START
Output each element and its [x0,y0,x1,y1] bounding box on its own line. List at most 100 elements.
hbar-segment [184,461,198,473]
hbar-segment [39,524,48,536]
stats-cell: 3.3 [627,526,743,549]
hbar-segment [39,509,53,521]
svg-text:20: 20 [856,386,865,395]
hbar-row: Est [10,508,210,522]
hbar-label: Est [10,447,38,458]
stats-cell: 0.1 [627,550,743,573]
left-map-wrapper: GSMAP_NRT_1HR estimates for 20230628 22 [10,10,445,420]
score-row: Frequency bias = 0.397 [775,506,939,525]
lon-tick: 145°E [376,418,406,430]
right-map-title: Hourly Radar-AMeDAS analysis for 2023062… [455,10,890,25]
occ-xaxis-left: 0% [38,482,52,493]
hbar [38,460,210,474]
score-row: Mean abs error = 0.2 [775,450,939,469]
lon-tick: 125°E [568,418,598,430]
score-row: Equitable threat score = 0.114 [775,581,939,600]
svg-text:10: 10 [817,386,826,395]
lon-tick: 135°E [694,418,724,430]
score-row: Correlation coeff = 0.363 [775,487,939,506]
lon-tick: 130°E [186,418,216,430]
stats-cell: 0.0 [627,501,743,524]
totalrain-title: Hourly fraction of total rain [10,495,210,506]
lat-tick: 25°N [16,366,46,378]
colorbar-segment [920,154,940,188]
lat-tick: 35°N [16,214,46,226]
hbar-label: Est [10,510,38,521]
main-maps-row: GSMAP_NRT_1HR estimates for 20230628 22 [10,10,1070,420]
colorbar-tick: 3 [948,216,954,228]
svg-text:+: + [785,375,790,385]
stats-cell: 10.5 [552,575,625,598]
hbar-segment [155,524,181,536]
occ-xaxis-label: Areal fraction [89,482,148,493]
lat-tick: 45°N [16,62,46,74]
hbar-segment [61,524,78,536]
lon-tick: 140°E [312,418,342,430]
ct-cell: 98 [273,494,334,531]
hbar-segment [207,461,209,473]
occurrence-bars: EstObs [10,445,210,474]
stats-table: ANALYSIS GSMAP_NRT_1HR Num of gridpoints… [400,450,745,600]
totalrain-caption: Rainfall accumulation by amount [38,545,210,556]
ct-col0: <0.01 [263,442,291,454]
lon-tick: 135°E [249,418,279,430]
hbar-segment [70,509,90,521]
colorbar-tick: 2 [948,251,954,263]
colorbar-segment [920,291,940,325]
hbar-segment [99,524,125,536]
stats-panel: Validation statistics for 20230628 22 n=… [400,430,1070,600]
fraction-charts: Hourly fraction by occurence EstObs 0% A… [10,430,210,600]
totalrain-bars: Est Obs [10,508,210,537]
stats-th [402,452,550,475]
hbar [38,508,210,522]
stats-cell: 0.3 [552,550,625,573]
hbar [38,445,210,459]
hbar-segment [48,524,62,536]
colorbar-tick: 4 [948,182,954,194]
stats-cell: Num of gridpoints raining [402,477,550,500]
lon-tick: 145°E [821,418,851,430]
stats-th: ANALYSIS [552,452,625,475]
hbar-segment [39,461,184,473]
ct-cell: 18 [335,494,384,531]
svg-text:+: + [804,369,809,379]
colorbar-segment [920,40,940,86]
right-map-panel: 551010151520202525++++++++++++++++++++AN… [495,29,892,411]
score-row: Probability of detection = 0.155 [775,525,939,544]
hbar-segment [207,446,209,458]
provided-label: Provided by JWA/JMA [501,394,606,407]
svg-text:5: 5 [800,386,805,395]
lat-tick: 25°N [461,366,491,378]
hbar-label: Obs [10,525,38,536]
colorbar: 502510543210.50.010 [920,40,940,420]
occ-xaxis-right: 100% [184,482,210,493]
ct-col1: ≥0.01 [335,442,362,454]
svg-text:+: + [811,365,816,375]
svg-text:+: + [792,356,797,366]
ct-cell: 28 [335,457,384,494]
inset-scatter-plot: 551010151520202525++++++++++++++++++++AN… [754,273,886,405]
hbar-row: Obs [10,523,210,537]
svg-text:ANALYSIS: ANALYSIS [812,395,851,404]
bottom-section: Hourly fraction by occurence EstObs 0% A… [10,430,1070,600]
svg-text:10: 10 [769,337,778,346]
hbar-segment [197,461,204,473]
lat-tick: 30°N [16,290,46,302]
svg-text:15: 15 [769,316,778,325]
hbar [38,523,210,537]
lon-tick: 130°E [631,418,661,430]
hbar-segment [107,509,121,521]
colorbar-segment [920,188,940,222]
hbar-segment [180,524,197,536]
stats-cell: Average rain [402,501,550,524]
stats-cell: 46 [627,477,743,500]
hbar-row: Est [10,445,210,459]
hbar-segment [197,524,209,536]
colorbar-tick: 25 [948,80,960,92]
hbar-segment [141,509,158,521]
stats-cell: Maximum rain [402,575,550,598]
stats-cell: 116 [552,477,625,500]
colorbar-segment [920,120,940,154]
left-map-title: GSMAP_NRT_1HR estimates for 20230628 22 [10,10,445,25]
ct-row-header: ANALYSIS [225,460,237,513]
END
SHORT TASK —
Convert all the rows above into a JSON list of strings, with one string per line and blank lines omitted.

WRITTEN RESPONSE —
[
  "Output each element and its [x0,y0,x1,y1] bounding box on its own line. List at most 100 elements.",
  "hbar-segment [184,461,198,473]",
  "hbar-segment [39,524,48,536]",
  "stats-cell: 3.3 [627,526,743,549]",
  "hbar-segment [39,509,53,521]",
  "svg-text:20: 20 [856,386,865,395]",
  "hbar-row: Est [10,508,210,522]",
  "hbar-label: Est [10,447,38,458]",
  "stats-cell: 0.1 [627,550,743,573]",
  "left-map-wrapper: GSMAP_NRT_1HR estimates for 20230628 22 [10,10,445,420]",
  "score-row: Frequency bias = 0.397 [775,506,939,525]",
  "lon-tick: 145°E [376,418,406,430]",
  "right-map-title: Hourly Radar-AMeDAS analysis for 2023062… [455,10,890,25]",
  "occ-xaxis-left: 0% [38,482,52,493]",
  "hbar [38,460,210,474]",
  "score-row: Mean abs error = 0.2 [775,450,939,469]",
  "lon-tick: 125°E [568,418,598,430]",
  "score-row: Equitable threat score = 0.114 [775,581,939,600]",
  "svg-text:10: 10 [817,386,826,395]",
  "lon-tick: 135°E [694,418,724,430]",
  "score-row: Correlation coeff = 0.363 [775,487,939,506]",
  "lon-tick: 130°E [186,418,216,430]",
  "stats-cell: 0.0 [627,501,743,524]",
  "totalrain-title: Hourly fraction of total rain [10,495,210,506]",
  "lat-tick: 25°N [16,366,46,378]",
  "colorbar-segment [920,154,940,188]",
  "lat-tick: 35°N [16,214,46,226]",
  "hbar-label: Est [10,510,38,521]",
  "main-maps-row: GSMAP_NRT_1HR estimates for 20230628 22 [10,10,1070,420]",
  "colorbar-tick: 3 [948,216,954,228]",
  "svg-text:+: + [785,375,790,385]",
  "stats-cell: 10.5 [552,575,625,598]",
  "hbar-segment [155,524,181,536]",
  "occ-xaxis-label: Areal fraction [89,482,148,493]",
  "lat-tick: 45°N [16,62,46,74]",
  "hbar-segment [61,524,78,536]",
  "lon-tick: 140°E [312,418,342,430]",
  "ct-cell: 98 [273,494,334,531]",
  "hbar-segment [207,461,209,473]",
  "occurrence-bars: EstObs [10,445,210,474]",
  "stats-table: ANALYSIS GSMAP_NRT_1HR Num of gridpoints… [400,450,745,600]",
  "totalrain-caption: Rainfall accumulation by amount [38,545,210,556]",
  "ct-col0: <0.01 [263,442,291,454]",
  "lon-tick: 135°E [249,418,279,430]",
  "hbar-segment [70,509,90,521]",
  "colorbar-tick: 2 [948,251,954,263]",
  "colorbar-segment [920,291,940,325]",
  "hbar-segment [99,524,125,536]",
  "stats-panel: Validation statistics for 20230628 22 n=… [400,430,1070,600]",
  "fraction-charts: Hourly fraction by occurence EstObs 0% A… [10,430,210,600]",
  "totalrain-bars: Est Obs [10,508,210,537]",
  "stats-th [402,452,550,475]",
  "hbar [38,508,210,522]",
  "stats-cell: 0.3 [552,550,625,573]",
  "hbar [38,445,210,459]",
  "hbar-segment [48,524,62,536]",
  "colorbar-tick: 4 [948,182,954,194]",
  "stats-cell: Num of gridpoints raining [402,477,550,500]",
  "lon-tick: 145°E [821,418,851,430]",
  "stats-th: ANALYSIS [552,452,625,475]",
  "hbar-segment [39,461,184,473]",
  "ct-cell: 18 [335,494,384,531]",
  "svg-text:+: + [804,369,809,379]",
  "colorbar-segment [920,40,940,86]",
  "right-map-panel: 551010151520202525++++++++++++++++++++AN… [495,29,892,411]",
  "score-row: Probability of detection = 0.155 [775,525,939,544]",
  "hbar-segment [207,446,209,458]",
  "provided-label: Provided by JWA/JMA [501,394,606,407]",
  "svg-text:5: 5 [800,386,805,395]",
  "lat-tick: 25°N [461,366,491,378]",
  "hbar-label: Obs [10,525,38,536]",
  "colorbar: 502510543210.50.010 [920,40,940,420]",
  "occ-xaxis-right: 100% [184,482,210,493]",
  "ct-col1: ≥0.01 [335,442,362,454]",
  "svg-text:+: + [811,365,816,375]",
  "svg-text:+: + [792,356,797,366]",
  "ct-cell: 28 [335,457,384,494]",
  "inset-scatter-plot: 551010151520202525++++++++++++++++++++AN… [754,273,886,405]",
  "hbar-row: Obs [10,523,210,537]",
  "svg-text:ANALYSIS: ANALYSIS [812,395,851,404]",
  "bottom-section: Hourly fraction by occurence EstObs 0% A… [10,430,1070,600]",
  "svg-text:10: 10 [769,337,778,346]",
  "hbar-segment [197,461,204,473]",
  "lat-tick: 30°N [16,290,46,302]",
  "svg-text:15: 15 [769,316,778,325]",
  "hbar [38,523,210,537]",
  "lon-tick: 130°E [631,418,661,430]",
  "hbar-segment [107,509,121,521]",
  "colorbar-segment [920,188,940,222]",
  "hbar-segment [180,524,197,536]",
  "stats-cell: Average rain [402,501,550,524]",
  "stats-cell: 46 [627,477,743,500]",
  "hbar-row: Est [10,445,210,459]",
  "hbar-segment [197,524,209,536]",
  "colorbar-tick: 25 [948,80,960,92]",
  "hbar-segment [141,509,158,521]",
  "stats-cell: Maximum rain [402,575,550,598]",
  "stats-cell: 116 [552,477,625,500]",
  "colorbar-segment [920,120,940,154]",
  "left-map-title: GSMAP_NRT_1HR estimates for 20230628 22 [10,10,445,25]",
  "ct-row-header: ANALYSIS [225,460,237,513]"
]